▸ Work to be completed
Restate every line of the material, word for word.

▸ Figure data in JSON
★ ★ ★ ★ ★

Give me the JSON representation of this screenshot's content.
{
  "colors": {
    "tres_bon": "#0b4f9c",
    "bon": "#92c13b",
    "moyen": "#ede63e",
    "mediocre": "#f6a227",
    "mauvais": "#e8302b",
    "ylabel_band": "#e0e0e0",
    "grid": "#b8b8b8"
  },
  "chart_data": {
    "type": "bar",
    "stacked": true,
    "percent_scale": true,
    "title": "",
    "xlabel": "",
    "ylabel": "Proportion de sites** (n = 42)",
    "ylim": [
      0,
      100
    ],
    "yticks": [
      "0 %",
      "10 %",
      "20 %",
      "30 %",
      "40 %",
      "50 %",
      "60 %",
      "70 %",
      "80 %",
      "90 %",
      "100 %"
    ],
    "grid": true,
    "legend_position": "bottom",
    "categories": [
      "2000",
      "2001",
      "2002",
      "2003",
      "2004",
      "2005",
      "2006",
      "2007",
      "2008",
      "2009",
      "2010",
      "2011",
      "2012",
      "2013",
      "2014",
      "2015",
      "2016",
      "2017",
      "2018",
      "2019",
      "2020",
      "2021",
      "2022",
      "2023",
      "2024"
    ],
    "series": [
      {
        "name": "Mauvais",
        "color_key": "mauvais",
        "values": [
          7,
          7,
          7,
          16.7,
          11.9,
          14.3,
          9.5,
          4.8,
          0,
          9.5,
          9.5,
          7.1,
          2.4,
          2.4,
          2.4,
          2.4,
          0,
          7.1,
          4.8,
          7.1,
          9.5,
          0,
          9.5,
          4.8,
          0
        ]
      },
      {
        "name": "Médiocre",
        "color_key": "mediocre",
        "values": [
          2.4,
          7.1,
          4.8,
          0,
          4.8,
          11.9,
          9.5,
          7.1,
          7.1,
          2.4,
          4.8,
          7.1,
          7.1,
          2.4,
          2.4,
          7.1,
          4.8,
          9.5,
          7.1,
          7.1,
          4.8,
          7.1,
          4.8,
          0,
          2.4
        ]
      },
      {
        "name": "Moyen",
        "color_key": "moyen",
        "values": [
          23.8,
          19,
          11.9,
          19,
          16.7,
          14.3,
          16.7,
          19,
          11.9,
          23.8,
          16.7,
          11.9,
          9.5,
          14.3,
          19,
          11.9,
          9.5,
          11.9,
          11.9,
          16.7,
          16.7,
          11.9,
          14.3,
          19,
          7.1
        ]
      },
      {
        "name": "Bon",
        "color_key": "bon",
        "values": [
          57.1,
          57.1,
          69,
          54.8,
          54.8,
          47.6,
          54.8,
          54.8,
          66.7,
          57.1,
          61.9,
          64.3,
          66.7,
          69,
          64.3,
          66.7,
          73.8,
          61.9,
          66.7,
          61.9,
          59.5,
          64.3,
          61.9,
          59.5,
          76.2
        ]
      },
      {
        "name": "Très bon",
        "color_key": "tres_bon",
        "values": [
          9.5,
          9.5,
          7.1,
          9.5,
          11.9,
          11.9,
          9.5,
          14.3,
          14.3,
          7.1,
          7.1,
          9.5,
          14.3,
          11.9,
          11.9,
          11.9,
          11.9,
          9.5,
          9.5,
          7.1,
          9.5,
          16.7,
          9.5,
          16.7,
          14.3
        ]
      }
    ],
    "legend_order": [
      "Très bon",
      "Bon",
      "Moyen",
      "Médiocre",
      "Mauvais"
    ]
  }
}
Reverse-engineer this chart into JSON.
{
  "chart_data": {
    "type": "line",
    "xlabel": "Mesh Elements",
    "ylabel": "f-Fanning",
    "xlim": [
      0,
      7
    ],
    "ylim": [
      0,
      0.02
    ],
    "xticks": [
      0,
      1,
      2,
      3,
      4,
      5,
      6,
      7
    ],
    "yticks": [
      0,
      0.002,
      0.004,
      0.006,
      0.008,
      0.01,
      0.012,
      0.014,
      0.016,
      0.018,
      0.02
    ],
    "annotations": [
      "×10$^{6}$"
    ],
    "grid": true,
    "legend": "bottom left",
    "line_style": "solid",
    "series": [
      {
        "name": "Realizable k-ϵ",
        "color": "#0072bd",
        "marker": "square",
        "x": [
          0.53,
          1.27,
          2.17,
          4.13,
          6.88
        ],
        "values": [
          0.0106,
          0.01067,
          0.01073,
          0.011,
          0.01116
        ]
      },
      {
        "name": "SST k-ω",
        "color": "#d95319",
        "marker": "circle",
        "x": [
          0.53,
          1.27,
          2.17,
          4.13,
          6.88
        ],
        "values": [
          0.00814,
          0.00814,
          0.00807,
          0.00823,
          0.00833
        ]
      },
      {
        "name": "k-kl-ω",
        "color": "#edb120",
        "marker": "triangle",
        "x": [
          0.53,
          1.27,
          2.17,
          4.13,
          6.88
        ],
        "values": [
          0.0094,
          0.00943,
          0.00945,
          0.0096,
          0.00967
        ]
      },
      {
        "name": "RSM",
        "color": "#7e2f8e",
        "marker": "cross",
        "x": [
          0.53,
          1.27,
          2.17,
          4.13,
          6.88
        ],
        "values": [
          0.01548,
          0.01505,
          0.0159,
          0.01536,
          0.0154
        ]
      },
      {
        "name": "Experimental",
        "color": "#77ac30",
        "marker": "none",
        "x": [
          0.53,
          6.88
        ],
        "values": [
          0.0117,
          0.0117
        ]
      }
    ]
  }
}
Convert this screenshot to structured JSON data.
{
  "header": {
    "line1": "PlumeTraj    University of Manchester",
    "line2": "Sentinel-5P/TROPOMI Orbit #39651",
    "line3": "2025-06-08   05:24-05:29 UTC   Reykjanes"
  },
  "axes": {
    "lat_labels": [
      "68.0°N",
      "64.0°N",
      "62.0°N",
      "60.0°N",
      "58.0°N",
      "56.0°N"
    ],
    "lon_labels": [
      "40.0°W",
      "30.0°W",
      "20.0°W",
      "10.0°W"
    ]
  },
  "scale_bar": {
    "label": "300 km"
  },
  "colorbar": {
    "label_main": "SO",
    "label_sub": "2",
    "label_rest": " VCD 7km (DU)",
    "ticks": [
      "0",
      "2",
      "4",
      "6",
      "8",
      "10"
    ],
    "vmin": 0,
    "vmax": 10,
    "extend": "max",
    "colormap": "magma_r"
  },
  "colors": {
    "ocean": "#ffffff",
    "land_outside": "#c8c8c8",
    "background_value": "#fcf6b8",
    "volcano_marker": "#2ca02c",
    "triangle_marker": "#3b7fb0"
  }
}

★ ★ ★ ★ ★

▸ The response
Give me the JSON representation of this screenshot's content.
{
  "colors": {
    "tres_bon": "#0b4f9c",
    "bon": "#92c13b",
    "moyen": "#ede63e",
    "mediocre": "#f6a227",
    "mauvais": "#e8302b",
    "ylabel_band": "#e0e0e0",
    "grid": "#b8b8b8"
  },
  "chart_data": {
    "type": "bar",
    "stacked": true,
    "percent_scale": true,
    "title": "",
    "xlabel": "",
    "ylabel": "Proportion de sites** (n = 42)",
    "ylim": [
      0,
      100
    ],
    "yticks": [
      "0 %",
      "10 %",
      "20 %",
      "30 %",
      "40 %",
      "50 %",
      "60 %",
      "70 %",
      "80 %",
      "90 %",
      "100 %"
    ],
    "grid": true,
    "legend_position": "bottom",
    "categories": [
      "2000",
      "2001",
      "2002",
      "2003",
      "2004",
      "2005",
      "2006",
      "2007",
      "2008",
      "2009",
      "2010",
      "2011",
      "2012",
      "2013",
      "2014",
      "2015",
      "2016",
      "2017",
      "2018",
      "2019",
      "2020",
      "2021",
      "2022",
      "2023",
      "2024"
    ],
    "series": [
      {
        "name": "Mauvais",
        "color_key": "mauvais",
        "values": [
          7,
          7,
          7,
          16.7,
          11.9,
          14.3,
          9.5,
          4.8,
          0,
          9.5,
          9.5,
          7.1,
          2.4,
          2.4,
          2.4,
          2.4,
          0,
          7.1,
          4.8,
          7.1,
          9.5,
          0,
          9.5,
          4.8,
          0
        ]
      },
      {
        "name": "Médiocre",
        "color_key": "mediocre",
        "values": [
          2.4,
          7.1,
          4.8,
          0,
          4.8,
          11.9,
          9.5,
          7.1,
          7.1,
          2.4,
          4.8,
          7.1,
          7.1,
          2.4,
          2.4,
          7.1,
          4.8,
          9.5,
          7.1,
          7.1,
          4.8,
          7.1,
          4.8,
          0,
          2.4
        ]
      },
      {
        "name": "Moyen",
        "color_key": "moyen",
        "values": [
          23.8,
          19,
          11.9,
          19,
          16.7,
          14.3,
          16.7,
          19,
          11.9,
          23.8,
          16.7,
          11.9,
          9.5,
          14.3,
          19,
          11.9,
          9.5,
          11.9,
          11.9,
          16.7,
          16.7,
          11.9,
          14.3,
          19,
          7.1
        ]
      },
      {
        "name": "Bon",
        "color_key": "bon",
        "values": [
          57.1,
          57.1,
          69,
          54.8,
          54.8,
          47.6,
          54.8,
          54.8,
          66.7,
          57.1,
          61.9,
          64.3,
          66.7,
          69,
          64.3,
          66.7,
          73.8,
          61.9,
          66.7,
          61.9,
          59.5,
          64.3,
          61.9,
          59.5,
          76.2
        ]
      },
      {
        "name": "Très bon",
        "color_key": "tres_bon",
        "values": [
          9.5,
          9.5,
          7.1,
          9.5,
          11.9,
          11.9,
          9.5,
          14.3,
          14.3,
          7.1,
          7.1,
          9.5,
          14.3,
          11.9,
          11.9,
          11.9,
          11.9,
          9.5,
          9.5,
          7.1,
          9.5,
          16.7,
          9.5,
          16.7,
          14.3
        ]
      }
    ],
    "legend_order": [
      "Très bon",
      "Bon",
      "Moyen",
      "Médiocre",
      "Mauvais"
    ]
  }
}
Reverse-engineer this chart into JSON.
{
  "chart_data": {
    "type": "line",
    "xlabel": "Mesh Elements",
    "ylabel": "f-Fanning",
    "xlim": [
      0,
      7
    ],
    "ylim": [
      0,
      0.02
    ],
    "xticks": [
      0,
      1,
      2,
      3,
      4,
      5,
      6,
      7
    ],
    "yticks": [
      0,
      0.002,
      0.004,
      0.006,
      0.008,
      0.01,
      0.012,
      0.014,
      0.016,
      0.018,
      0.02
    ],
    "annotations": [
      "×10$^{6}$"
    ],
    "grid": true,
    "legend": "bottom left",
    "line_style": "solid",
    "series": [
      {
        "name": "Realizable k-ϵ",
        "color": "#0072bd",
        "marker": "square",
        "x": [
          0.53,
          1.27,
          2.17,
          4.13,
          6.88
        ],
        "values": [
          0.0106,
          0.01067,
          0.01073,
          0.011,
          0.01116
        ]
      },
      {
        "name": "SST k-ω",
        "color": "#d95319",
        "marker": "circle",
        "x": [
          0.53,
          1.27,
          2.17,
          4.13,
          6.88
        ],
        "values": [
          0.00814,
          0.00814,
          0.00807,
          0.00823,
          0.00833
        ]
      },
      {
        "name": "k-kl-ω",
        "color": "#edb120",
        "marker": "triangle",
        "x": [
          0.53,
          1.27,
          2.17,
          4.13,
          6.88
        ],
        "values": [
          0.0094,
          0.00943,
          0.00945,
          0.0096,
          0.00967
        ]
      },
      {
        "name": "RSM",
        "color": "#7e2f8e",
        "marker": "cross",
        "x": [
          0.53,
          1.27,
          2.17,
          4.13,
          6.88
        ],
        "values": [
          0.01548,
          0.01505,
          0.0159,
          0.01536,
          0.0154
        ]
      },
      {
        "name": "Experimental",
        "color": "#77ac30",
        "marker": "none",
        "x": [
          0.53,
          6.88
        ],
        "values": [
          0.0117,
          0.0117
        ]
      }
    ]
  }
}
Convert this screenshot to structured JSON data.
{
  "header": {
    "line1": "PlumeTraj    University of Manchester",
    "line2": "Sentinel-5P/TROPOMI Orbit #39651",
    "line3": "2025-06-08   05:24-05:29 UTC   Reykjanes"
  },
  "axes": {
    "lat_labels": [
      "68.0°N",
      "64.0°N",
      "62.0°N",
      "60.0°N",
      "58.0°N",
      "56.0°N"
    ],
    "lon_labels": [
      "40.0°W",
      "30.0°W",
      "20.0°W",
      "10.0°W"
    ]
  },
  "scale_bar": {
    "label": "300 km"
  },
  "colorbar": {
    "label_main": "SO",
    "label_sub": "2",
    "label_rest": " VCD 7km (DU)",
    "ticks": [
      "0",
      "2",
      "4",
      "6",
      "8",
      "10"
    ],
    "vmin": 0,
    "vmax": 10,
    "extend": "max",
    "colormap": "magma_r"
  },
  "colors": {
    "ocean": "#ffffff",
    "land_outside": "#c8c8c8",
    "background_value": "#fcf6b8",
    "volcano_marker": "#2ca02c",
    "triangle_marker": "#3b7fb0"
  }
}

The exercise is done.